Source text:
↓↓↓
# Alternatives to Turbo Tax



## TaxPerplexed

I do not want to use Turbo Tax to file our US tax return (federal only; no state return required). But are the alternatives for expats any better?

I've just started researching, and I'm aware of H&R Block ($104.99), Tax Slayer ($47), and Tax Act ($109.95), as well as My Expat Taxes (149 Euros), and I'm now going to look into them more carefully. In addition, I also found an IRS link for expats to something called "Free File", and when I answered the IRS Free File online questionnaire, it told me _"Based on the information you provided, you may be eligible for Free File Online"_ using the following 3 services:

Free 1040 Tax Return

FileYourTaxes.com

Online Taxes at OLT.com

I'd appreciate advice from expats using Forms 1116 and/or 2555, and with actual experience using any of these paid or free alternatives to Turbo Tax.

Our situation, in a nutshell, is that my wife and I live and work outside the USA, and last year, we needed to submit a joint US return with

 Form 1040 with Schedules 1, 2, & 3
 Schedule B for bank interest and mutual fund dividends
 Schedules C (one for each of us)
 Schedule D for mutual fund capital gains
 Schedules SE (one for each of us)
 Form 1116 Foreign Tax Credit
 Forms 2555 Foreign Earned Income Exclusions (one for each of us)
 Form 4562 (Section 179 Depreciation)

Our AGI for last year, after taking the FEIE, was about $40,000. This year, our AGI should be considerably less than that. As I mentioned above, we do not need a US state return, just US federal.


----------



## Bevdeforges

Free File is a collective of tax preparation software companies who are supposed to provide free tax prep services to those on "lower incomes" - the pledge is something like at least one half of the taxpayer population should be able to use their services. Though you'll find that the options available to overseas taxpayers, especially those of retirement age, are fairly limited. (There are various limitations based on income, age and other circumstances.)

You can always try one or more of them and see how they do. If you don't like the results just don't push the button to e-file your return.

Otherwise, since you seem to be quoting the top drawer editions of the various products, I take it you have various private sources of income to declare which require the higher "fire power" of the top of the line package.

Generally speaking, the packages from the standard software houses should be able to handle preparation of your returns. You may or may not be able to e-file - if not, you just print off the forms and mail them in (along with whatever documents may be required - very often the main reason why someone can't e-file).


----------



## Moulard

The general practice with all of these providers is they slowly ratchet up their pricing from before the start of the tax year onwards. If you were to buy any of these in December you would find the price is about half what it is now.
↑↑↑
Objective 1: Lay out the lines of the first entry as a JSON list of strings, one string per line and with blank lines omitted, starting at the line that contains "List each element" and ending at the line that contains "nav-custom-listings[interactable]: Custom store".

Data shown:
↓↓↓
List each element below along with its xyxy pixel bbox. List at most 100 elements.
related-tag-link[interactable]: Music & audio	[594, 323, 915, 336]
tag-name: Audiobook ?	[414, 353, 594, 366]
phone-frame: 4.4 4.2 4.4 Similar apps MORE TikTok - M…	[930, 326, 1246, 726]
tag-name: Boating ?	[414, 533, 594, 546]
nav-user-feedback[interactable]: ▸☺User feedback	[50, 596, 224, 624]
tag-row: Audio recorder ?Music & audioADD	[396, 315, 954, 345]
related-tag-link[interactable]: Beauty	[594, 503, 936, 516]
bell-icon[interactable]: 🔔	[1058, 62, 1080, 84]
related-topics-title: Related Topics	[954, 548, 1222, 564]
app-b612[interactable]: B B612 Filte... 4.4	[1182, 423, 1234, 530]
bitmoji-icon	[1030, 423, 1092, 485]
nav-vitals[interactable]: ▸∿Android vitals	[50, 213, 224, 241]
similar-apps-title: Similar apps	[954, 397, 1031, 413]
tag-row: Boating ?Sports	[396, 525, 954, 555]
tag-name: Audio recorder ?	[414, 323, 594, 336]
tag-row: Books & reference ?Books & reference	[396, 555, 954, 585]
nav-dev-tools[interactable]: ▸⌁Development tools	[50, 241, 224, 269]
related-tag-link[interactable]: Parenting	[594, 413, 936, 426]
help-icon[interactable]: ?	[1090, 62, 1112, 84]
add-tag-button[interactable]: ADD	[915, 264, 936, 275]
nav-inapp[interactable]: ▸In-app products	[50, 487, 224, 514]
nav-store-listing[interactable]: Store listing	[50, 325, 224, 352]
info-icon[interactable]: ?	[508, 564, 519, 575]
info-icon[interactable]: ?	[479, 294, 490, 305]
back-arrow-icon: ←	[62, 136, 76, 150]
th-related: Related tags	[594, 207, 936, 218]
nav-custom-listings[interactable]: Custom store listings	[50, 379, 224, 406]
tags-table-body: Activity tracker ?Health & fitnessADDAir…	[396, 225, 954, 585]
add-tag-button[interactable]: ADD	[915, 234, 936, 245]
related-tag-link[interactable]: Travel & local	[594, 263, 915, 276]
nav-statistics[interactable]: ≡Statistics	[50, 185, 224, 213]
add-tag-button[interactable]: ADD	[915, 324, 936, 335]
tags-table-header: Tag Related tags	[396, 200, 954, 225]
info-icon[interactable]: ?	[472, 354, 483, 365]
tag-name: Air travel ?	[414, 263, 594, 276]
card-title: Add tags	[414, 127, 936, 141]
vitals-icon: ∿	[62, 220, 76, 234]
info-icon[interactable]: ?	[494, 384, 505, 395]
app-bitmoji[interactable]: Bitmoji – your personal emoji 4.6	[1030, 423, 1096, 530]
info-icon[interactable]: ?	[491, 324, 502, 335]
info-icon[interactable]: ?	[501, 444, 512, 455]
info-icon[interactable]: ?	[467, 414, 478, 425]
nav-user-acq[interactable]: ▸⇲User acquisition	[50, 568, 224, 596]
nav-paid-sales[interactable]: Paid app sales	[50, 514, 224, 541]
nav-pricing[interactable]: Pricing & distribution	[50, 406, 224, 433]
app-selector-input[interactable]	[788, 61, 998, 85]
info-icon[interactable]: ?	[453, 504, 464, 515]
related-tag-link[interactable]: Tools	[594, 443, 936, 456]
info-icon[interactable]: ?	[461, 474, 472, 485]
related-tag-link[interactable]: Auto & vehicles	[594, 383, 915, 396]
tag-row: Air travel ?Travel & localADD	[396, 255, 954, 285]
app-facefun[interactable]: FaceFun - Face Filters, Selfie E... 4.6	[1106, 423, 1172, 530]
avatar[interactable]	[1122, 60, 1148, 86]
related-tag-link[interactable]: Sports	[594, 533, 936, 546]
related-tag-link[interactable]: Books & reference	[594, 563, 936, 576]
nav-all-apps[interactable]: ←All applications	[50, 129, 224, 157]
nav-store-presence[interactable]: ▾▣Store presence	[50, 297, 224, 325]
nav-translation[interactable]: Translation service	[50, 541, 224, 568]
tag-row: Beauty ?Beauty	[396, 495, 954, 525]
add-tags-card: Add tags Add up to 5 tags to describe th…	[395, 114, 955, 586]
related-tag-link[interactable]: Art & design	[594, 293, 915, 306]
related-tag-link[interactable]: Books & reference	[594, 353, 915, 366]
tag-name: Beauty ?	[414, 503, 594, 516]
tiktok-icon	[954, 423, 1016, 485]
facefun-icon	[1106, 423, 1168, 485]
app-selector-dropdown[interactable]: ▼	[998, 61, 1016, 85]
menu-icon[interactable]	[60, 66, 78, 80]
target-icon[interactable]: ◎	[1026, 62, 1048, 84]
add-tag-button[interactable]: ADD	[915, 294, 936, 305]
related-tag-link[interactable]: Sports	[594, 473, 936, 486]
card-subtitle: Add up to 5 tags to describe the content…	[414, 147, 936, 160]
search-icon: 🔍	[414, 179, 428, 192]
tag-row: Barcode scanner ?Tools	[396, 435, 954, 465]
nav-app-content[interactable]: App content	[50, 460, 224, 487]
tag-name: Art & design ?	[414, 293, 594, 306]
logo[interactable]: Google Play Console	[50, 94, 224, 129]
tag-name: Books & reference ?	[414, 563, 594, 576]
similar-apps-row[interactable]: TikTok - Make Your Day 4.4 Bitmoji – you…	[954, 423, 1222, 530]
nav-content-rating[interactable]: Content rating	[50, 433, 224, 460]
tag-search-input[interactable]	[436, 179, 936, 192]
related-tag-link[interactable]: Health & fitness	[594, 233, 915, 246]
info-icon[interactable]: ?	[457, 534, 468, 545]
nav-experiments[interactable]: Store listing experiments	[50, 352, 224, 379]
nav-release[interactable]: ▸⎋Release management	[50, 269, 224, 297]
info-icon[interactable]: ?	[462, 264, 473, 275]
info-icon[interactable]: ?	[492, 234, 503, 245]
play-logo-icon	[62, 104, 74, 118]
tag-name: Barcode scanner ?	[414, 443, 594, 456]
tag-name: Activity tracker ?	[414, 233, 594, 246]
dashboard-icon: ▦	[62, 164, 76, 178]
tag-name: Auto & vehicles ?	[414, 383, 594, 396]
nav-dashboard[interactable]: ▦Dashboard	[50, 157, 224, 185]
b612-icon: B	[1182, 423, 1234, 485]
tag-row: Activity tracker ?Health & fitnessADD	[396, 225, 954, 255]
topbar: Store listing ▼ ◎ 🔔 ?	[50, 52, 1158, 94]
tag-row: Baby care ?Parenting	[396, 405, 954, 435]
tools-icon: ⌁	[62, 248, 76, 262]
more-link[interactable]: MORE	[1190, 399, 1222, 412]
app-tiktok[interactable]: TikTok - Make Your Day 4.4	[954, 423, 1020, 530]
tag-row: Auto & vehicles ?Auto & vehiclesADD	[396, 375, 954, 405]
↑↑↑
↓↓↓
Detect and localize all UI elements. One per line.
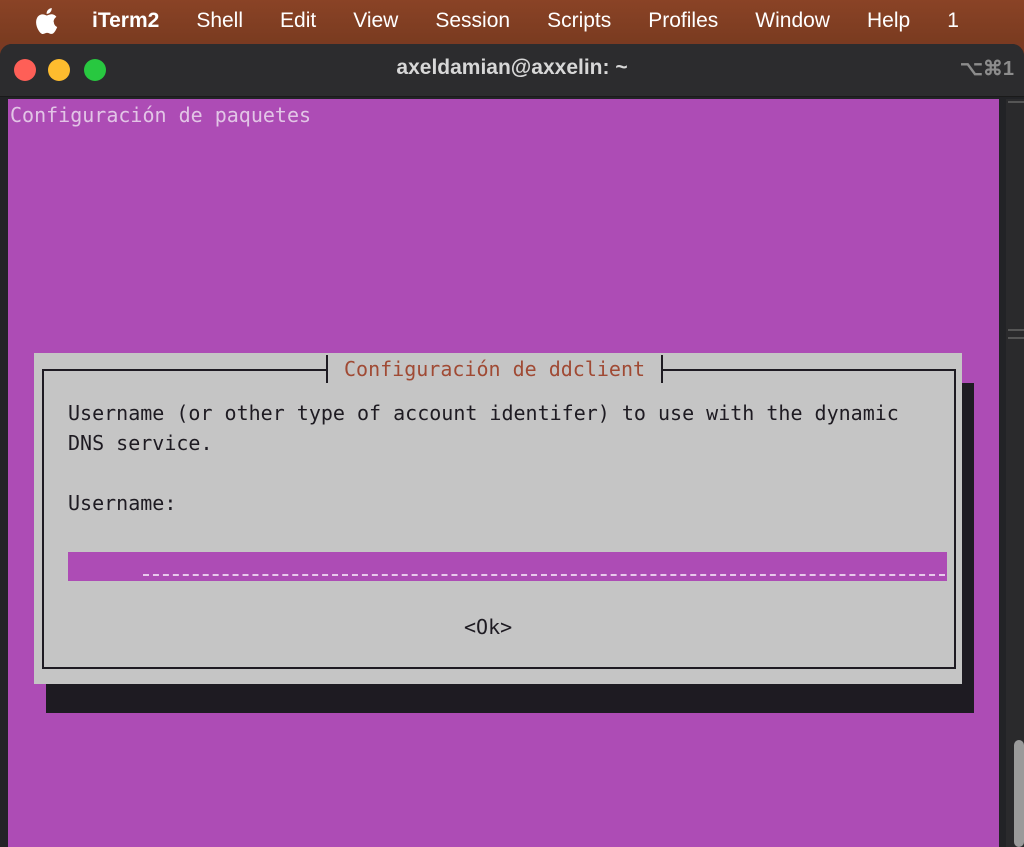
↑↑↑
Objective 2: In the forum thread on alternatives to Turbo Tax, what price is given for Tax Slayer?

Exercise solution 1:
[
  "List each element below along with its xyxy pixel bbox. List at most 100 elements.",
  "related-tag-link[interactable]: Music & audio\t[594, 323, 915, 336]",
  "tag-name: Audiobook ?\t[414, 353, 594, 366]",
  "phone-frame: 4.4 4.2 4.4 Similar apps MORE TikTok - M…\t[930, 326, 1246, 726]",
  "tag-name: Boating ?\t[414, 533, 594, 546]",
  "nav-user-feedback[interactable]: ▸☺User feedback\t[50, 596, 224, 624]",
  "tag-row: Audio recorder ?Music & audioADD\t[396, 315, 954, 345]",
  "related-tag-link[interactable]: Beauty\t[594, 503, 936, 516]",
  "bell-icon[interactable]: 🔔\t[1058, 62, 1080, 84]",
  "related-topics-title: Related Topics\t[954, 548, 1222, 564]",
  "app-b612[interactable]: B B612 Filte... 4.4\t[1182, 423, 1234, 530]",
  "bitmoji-icon\t[1030, 423, 1092, 485]",
  "nav-vitals[interactable]: ▸∿Android vitals\t[50, 213, 224, 241]",
  "similar-apps-title: Similar apps\t[954, 397, 1031, 413]",
  "tag-row: Boating ?Sports\t[396, 525, 954, 555]",
  "tag-name: Audio recorder ?\t[414, 323, 594, 336]",
  "tag-row: Books & reference ?Books & reference\t[396, 555, 954, 585]",
  "nav-dev-tools[interactable]: ▸⌁Development tools\t[50, 241, 224, 269]",
  "related-tag-link[interactable]: Parenting\t[594, 413, 936, 426]",
  "help-icon[interactable]: ?\t[1090, 62, 1112, 84]",
  "add-tag-button[interactable]: ADD\t[915, 264, 936, 275]",
  "nav-inapp[interactable]: ▸In-app products\t[50, 487, 224, 514]",
  "nav-store-listing[interactable]: Store listing\t[50, 325, 224, 352]",
  "info-icon[interactable]: ?\t[508, 564, 519, 575]",
  "info-icon[interactable]: ?\t[479, 294, 490, 305]",
  "back-arrow-icon: ←\t[62, 136, 76, 150]",
  "th-related: Related tags\t[594, 207, 936, 218]",
  "nav-custom-listings[interactable]: Custom store listings\t[50, 379, 224, 406]"
]

Exercise solution 2: $47